Task to complete —
For the data below, work out how many lines contain the word "Technology" and supply only that number.

Supplied material —
--- Begin ---
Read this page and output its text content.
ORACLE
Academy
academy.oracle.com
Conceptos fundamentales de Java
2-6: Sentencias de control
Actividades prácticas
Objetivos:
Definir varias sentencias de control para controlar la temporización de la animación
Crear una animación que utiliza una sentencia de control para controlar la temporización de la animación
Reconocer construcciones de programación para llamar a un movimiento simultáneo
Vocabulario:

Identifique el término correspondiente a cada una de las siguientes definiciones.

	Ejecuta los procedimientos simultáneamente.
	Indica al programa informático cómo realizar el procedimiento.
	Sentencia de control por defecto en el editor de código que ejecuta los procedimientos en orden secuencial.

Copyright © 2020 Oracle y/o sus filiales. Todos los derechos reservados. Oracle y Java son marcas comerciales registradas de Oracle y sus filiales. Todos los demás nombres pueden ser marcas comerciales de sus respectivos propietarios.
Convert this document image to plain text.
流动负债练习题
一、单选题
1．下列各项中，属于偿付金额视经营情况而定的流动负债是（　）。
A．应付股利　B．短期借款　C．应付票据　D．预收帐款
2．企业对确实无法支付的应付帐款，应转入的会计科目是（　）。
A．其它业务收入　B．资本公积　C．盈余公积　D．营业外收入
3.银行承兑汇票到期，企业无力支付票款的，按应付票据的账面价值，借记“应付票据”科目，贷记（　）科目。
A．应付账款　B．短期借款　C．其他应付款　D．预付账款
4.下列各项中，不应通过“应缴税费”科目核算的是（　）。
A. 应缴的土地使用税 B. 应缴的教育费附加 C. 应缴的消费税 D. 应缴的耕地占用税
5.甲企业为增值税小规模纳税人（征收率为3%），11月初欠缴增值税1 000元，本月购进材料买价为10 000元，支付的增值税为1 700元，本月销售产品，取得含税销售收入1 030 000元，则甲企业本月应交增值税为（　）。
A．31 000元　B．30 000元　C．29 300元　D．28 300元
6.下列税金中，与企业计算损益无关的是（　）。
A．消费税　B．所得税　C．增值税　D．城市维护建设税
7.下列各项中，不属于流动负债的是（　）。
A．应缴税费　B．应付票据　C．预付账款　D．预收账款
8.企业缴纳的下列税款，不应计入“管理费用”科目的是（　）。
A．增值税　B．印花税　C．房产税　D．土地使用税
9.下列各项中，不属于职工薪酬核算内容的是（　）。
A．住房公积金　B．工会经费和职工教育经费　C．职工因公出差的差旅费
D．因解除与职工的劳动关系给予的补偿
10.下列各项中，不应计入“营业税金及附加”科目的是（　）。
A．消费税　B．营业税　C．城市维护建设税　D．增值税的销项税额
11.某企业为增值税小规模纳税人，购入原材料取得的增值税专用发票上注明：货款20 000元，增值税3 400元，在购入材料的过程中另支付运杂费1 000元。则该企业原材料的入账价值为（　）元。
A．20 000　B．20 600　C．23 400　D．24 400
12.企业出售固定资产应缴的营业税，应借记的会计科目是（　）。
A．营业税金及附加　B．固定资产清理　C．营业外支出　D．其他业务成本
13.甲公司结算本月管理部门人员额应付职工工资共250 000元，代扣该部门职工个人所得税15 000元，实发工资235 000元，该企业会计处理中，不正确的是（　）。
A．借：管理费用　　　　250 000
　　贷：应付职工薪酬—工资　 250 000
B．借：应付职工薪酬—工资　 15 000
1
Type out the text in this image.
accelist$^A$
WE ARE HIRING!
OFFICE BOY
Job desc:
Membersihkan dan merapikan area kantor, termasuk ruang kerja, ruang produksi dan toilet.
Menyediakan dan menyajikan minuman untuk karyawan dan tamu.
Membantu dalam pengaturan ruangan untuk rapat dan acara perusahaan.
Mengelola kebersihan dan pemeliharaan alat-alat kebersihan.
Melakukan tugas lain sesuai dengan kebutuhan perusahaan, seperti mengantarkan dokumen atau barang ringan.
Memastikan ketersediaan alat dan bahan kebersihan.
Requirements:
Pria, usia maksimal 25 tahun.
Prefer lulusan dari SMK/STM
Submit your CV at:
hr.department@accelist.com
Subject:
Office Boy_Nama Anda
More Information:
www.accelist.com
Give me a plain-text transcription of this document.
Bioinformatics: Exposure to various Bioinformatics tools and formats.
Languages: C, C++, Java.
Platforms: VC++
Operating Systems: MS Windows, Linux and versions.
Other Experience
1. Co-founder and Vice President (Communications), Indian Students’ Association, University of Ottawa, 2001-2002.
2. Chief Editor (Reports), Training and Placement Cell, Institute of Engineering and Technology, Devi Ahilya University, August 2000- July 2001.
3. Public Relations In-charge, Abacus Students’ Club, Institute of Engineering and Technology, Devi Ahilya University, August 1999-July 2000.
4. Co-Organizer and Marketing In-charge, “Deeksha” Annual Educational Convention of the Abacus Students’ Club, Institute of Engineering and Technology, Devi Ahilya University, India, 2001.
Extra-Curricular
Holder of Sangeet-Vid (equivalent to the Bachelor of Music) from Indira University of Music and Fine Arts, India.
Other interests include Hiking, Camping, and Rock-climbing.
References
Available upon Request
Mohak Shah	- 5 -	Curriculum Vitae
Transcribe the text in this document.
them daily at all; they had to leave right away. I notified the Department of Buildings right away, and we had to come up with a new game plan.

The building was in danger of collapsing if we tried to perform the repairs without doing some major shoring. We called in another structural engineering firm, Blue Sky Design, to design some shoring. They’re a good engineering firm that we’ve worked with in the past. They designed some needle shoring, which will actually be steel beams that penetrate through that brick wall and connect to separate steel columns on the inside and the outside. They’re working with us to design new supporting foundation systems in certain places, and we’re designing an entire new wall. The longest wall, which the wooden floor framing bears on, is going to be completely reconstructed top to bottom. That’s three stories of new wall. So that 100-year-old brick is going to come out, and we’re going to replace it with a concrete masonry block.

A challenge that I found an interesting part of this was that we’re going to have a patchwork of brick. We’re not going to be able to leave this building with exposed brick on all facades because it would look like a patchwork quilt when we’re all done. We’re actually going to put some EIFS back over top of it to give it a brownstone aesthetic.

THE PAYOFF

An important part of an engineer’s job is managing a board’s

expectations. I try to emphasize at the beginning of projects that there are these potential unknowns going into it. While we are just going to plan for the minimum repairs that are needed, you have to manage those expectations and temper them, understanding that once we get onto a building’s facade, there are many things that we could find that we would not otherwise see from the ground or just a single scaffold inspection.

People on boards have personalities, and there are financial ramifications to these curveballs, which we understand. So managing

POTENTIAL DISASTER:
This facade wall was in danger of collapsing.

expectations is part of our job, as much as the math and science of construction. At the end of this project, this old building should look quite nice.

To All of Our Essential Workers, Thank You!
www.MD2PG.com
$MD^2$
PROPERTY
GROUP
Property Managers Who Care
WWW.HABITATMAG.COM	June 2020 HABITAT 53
--- End ---
Response —
3